- [THE REQUEST]
Find the lines holding "name" and copy them.

[Data entries for graphics]
-*-*-
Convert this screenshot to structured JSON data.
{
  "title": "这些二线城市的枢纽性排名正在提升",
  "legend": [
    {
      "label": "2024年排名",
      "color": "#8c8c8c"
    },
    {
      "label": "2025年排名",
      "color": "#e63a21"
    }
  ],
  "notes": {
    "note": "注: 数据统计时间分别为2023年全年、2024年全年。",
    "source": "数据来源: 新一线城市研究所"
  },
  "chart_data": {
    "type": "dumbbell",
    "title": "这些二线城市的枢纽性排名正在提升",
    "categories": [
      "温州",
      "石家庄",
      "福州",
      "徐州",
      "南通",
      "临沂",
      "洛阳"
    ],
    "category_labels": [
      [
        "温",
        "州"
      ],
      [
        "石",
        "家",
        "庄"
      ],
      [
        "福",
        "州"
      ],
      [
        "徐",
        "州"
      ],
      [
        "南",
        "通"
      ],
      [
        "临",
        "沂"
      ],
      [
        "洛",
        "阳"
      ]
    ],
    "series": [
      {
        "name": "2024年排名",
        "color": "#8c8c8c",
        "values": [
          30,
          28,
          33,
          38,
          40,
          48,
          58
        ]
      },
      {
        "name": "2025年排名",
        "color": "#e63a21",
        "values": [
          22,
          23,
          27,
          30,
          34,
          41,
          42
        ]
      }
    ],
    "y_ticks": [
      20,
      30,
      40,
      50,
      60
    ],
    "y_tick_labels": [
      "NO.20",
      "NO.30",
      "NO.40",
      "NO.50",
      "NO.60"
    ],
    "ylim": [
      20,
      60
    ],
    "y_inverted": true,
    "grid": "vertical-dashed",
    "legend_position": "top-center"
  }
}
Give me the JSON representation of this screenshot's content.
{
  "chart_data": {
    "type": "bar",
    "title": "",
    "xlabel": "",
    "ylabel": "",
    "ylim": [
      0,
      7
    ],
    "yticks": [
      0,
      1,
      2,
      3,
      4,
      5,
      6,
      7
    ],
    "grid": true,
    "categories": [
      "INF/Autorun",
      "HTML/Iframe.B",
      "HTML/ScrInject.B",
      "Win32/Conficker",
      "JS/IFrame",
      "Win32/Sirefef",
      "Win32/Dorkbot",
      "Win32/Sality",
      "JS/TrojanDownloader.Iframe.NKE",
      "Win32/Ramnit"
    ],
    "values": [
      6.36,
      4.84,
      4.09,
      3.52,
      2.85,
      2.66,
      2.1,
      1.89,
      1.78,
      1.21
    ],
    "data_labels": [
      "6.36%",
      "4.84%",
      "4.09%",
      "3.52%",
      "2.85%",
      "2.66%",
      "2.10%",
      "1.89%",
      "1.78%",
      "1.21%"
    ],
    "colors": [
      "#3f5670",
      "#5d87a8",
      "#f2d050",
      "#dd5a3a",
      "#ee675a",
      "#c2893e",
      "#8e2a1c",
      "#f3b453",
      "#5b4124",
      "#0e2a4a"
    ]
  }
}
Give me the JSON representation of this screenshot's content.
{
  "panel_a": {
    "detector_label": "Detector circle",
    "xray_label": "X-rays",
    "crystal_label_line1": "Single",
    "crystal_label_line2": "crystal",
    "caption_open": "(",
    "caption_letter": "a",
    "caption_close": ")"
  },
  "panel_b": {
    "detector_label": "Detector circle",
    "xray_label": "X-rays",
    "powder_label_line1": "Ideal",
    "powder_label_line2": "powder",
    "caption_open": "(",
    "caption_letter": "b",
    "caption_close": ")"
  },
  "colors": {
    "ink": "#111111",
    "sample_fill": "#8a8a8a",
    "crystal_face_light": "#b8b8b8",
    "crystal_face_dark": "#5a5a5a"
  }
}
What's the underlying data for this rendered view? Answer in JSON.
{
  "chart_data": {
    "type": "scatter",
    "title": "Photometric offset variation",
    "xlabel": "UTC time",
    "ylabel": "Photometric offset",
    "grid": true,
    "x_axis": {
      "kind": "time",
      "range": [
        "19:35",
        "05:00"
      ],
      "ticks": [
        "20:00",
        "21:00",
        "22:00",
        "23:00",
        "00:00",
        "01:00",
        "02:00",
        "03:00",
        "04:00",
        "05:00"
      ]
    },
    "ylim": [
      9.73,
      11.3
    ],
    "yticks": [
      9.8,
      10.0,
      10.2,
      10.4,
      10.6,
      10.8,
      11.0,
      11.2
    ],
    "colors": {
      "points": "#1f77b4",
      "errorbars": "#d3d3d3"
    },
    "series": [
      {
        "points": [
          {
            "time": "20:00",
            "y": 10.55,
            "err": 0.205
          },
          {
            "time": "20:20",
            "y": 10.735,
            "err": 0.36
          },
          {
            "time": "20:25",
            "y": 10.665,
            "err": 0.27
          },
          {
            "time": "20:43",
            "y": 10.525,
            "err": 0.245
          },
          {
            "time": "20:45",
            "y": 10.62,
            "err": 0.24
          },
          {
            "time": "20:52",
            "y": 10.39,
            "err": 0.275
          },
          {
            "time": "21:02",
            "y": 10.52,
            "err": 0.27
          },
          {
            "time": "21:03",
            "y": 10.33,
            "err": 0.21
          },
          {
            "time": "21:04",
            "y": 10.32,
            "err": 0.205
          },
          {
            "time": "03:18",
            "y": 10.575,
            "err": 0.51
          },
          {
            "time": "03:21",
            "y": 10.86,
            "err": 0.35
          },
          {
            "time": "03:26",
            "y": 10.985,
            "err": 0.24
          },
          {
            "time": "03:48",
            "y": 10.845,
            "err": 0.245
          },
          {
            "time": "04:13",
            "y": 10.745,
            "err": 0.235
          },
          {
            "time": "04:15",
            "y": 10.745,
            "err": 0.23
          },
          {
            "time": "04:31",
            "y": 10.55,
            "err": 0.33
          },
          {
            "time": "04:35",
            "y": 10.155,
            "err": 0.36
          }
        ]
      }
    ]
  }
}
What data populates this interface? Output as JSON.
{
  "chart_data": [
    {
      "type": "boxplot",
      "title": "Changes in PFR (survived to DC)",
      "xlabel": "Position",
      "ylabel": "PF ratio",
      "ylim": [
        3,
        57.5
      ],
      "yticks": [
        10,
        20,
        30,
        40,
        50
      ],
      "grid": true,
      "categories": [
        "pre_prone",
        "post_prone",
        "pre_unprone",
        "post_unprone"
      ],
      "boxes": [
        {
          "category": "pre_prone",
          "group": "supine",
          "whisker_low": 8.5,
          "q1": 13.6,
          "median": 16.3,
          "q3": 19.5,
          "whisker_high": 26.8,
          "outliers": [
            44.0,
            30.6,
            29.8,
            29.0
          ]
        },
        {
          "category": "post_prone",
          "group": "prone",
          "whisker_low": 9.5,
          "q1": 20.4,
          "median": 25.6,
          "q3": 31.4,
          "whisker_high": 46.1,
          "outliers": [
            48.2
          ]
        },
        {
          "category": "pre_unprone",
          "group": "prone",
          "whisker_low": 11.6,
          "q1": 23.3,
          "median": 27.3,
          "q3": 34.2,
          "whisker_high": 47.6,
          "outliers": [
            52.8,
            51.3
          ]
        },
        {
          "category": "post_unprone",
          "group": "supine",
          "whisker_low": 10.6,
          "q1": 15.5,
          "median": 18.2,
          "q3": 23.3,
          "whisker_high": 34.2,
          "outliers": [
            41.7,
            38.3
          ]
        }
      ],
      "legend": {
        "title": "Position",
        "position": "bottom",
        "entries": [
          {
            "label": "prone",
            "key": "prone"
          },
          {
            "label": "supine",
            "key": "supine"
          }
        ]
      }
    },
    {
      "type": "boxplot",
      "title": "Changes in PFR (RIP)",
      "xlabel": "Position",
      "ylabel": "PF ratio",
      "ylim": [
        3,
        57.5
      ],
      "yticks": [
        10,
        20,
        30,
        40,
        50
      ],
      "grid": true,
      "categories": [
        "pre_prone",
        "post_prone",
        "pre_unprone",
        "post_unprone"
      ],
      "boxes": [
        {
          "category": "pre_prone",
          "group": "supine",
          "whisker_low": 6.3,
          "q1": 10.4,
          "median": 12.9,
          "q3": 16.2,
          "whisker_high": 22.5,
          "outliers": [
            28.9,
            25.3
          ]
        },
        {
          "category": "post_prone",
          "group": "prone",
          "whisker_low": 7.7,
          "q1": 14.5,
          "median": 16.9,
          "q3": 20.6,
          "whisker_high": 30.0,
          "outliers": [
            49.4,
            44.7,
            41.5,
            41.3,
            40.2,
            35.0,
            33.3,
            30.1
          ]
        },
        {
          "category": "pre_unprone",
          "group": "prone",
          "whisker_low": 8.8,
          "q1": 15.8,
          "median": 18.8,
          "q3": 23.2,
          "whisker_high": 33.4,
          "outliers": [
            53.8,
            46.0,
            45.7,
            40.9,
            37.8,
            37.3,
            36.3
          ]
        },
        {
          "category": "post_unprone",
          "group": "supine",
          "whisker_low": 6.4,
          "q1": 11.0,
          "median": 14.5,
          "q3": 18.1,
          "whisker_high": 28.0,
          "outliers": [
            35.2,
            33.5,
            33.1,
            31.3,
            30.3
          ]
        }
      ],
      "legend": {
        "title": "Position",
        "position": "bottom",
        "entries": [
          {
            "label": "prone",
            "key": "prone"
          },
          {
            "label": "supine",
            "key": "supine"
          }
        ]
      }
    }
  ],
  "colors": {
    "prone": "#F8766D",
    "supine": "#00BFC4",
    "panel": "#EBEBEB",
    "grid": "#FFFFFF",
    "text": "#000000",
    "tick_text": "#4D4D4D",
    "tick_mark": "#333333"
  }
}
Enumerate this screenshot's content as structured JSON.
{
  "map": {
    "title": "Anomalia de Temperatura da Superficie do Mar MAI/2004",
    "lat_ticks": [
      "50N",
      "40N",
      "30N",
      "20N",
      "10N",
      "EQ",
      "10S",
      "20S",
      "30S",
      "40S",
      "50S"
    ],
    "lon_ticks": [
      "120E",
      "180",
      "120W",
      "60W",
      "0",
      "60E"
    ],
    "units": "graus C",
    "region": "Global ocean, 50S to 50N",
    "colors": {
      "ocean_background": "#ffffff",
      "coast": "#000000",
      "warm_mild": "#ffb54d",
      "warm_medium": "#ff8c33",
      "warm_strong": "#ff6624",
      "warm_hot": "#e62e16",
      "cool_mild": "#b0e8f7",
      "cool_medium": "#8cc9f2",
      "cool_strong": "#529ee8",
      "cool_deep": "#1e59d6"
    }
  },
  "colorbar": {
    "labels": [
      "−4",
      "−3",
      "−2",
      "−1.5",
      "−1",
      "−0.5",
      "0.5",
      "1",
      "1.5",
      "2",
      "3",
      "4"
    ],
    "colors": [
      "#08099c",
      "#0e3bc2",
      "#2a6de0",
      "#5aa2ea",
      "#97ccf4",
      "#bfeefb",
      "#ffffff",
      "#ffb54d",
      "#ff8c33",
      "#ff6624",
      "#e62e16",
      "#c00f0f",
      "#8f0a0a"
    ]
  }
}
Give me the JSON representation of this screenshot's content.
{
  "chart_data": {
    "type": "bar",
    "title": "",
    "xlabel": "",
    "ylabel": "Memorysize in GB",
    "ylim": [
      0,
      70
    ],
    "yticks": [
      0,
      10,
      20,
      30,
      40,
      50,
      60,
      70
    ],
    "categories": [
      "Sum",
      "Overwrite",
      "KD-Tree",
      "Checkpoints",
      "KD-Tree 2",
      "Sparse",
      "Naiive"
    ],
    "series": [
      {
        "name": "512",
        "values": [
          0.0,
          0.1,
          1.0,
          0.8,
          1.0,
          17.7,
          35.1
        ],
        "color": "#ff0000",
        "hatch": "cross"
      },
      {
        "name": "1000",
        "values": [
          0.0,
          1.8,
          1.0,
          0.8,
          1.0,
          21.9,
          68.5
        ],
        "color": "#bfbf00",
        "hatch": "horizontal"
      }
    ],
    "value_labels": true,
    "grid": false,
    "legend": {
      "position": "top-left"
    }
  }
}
-*-*-
- [RESULT]
        "name": "2024年排名",
        "name": "2025年排名",
        "name": "512",
        "name": "1000",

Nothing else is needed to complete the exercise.